Aim of the task:
Print the entries below in their entirety, exactly as they are written.

____

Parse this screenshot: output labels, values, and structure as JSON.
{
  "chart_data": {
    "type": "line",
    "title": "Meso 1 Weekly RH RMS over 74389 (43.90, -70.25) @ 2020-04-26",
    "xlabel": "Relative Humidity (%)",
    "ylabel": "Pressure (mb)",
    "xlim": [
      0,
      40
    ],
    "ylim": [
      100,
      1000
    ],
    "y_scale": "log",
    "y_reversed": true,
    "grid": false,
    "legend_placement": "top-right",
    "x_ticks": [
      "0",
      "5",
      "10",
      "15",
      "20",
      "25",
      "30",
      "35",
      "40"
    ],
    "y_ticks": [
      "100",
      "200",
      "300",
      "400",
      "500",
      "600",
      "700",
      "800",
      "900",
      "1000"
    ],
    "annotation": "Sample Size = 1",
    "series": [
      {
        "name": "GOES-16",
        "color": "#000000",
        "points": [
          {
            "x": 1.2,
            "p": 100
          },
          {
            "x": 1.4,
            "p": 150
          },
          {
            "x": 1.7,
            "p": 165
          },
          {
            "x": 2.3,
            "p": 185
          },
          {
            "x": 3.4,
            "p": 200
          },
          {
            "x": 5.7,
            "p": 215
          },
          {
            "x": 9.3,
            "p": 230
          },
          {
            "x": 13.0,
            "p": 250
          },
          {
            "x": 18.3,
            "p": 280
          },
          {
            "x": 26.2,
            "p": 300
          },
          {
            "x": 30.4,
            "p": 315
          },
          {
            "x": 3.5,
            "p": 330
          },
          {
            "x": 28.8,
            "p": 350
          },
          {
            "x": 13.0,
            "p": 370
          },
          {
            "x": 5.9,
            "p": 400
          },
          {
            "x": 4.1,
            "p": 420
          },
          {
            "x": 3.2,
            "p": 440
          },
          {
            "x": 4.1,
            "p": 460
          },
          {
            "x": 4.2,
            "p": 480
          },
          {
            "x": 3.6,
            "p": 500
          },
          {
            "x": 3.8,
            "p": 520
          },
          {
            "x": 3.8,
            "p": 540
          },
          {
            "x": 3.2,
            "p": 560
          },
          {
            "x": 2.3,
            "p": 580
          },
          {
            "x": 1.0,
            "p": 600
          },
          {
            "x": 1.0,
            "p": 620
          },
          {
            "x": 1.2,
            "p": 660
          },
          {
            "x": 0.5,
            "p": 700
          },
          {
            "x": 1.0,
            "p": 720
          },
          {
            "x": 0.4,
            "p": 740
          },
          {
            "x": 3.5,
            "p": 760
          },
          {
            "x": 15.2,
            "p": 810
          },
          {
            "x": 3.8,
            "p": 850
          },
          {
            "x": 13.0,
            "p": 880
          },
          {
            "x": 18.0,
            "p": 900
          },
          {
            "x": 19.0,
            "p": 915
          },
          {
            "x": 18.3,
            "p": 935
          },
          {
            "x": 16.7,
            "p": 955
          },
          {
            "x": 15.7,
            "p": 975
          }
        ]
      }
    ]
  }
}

____

Final result:
Parse this screenshot: output labels, values, and structure as JSON.
{
  "chart_data": {
    "type": "line",
    "title": "Meso 1 Weekly RH RMS over 74389 (43.90, -70.25) @ 2020-04-26",
    "xlabel": "Relative Humidity (%)",
    "ylabel": "Pressure (mb)",
    "xlim": [
      0,
      40
    ],
    "ylim": [
      100,
      1000
    ],
    "y_scale": "log",
    "y_reversed": true,
    "grid": false,
    "legend_placement": "top-right",
    "x_ticks": [
      "0",
      "5",
      "10",
      "15",
      "20",
      "25",
      "30",
      "35",
      "40"
    ],
    "y_ticks": [
      "100",
      "200",
      "300",
      "400",
      "500",
      "600",
      "700",
      "800",
      "900",
      "1000"
    ],
    "annotation": "Sample Size = 1",
    "series": [
      {
        "name": "GOES-16",
        "color": "#000000",
        "points": [
          {
            "x": 1.2,
            "p": 100
          },
          {
            "x": 1.4,
            "p": 150
          },
          {
            "x": 1.7,
            "p": 165
          },
          {
            "x": 2.3,
            "p": 185
          },
          {
            "x": 3.4,
            "p": 200
          },
          {
            "x": 5.7,
            "p": 215
          },
          {
            "x": 9.3,
            "p": 230
          },
          {
            "x": 13.0,
            "p": 250
          },
          {
            "x": 18.3,
            "p": 280
          },
          {
            "x": 26.2,
            "p": 300
          },
          {
            "x": 30.4,
            "p": 315
          },
          {
            "x": 3.5,
            "p": 330
          },
          {
            "x": 28.8,
            "p": 350
          },
          {
            "x": 13.0,
            "p": 370
          },
          {
            "x": 5.9,
            "p": 400
          },
          {
            "x": 4.1,
            "p": 420
          },
          {
            "x": 3.2,
            "p": 440
          },
          {
            "x": 4.1,
            "p": 460
          },
          {
            "x": 4.2,
            "p": 480
          },
          {
            "x": 3.6,
            "p": 500
          },
          {
            "x": 3.8,
            "p": 520
          },
          {
            "x": 3.8,
            "p": 540
          },
          {
            "x": 3.2,
            "p": 560
          },
          {
            "x": 2.3,
            "p": 580
          },
          {
            "x": 1.0,
            "p": 600
          },
          {
            "x": 1.0,
            "p": 620
          },
          {
            "x": 1.2,
            "p": 660
          },
          {
            "x": 0.5,
            "p": 700
          },
          {
            "x": 1.0,
            "p": 720
          },
          {
            "x": 0.4,
            "p": 740
          },
          {
            "x": 3.5,
            "p": 760
          },
          {
            "x": 15.2,
            "p": 810
          },
          {
            "x": 3.8,
            "p": 850
          },
          {
            "x": 13.0,
            "p": 880
          },
          {
            "x": 18.0,
            "p": 900
          },
          {
            "x": 19.0,
            "p": 915
          },
          {
            "x": 18.3,
            "p": 935
          },
          {
            "x": 16.7,
            "p": 955
          },
          {
            "x": 15.7,
            "p": 975
          }
        ]
      }
    ]
  }
}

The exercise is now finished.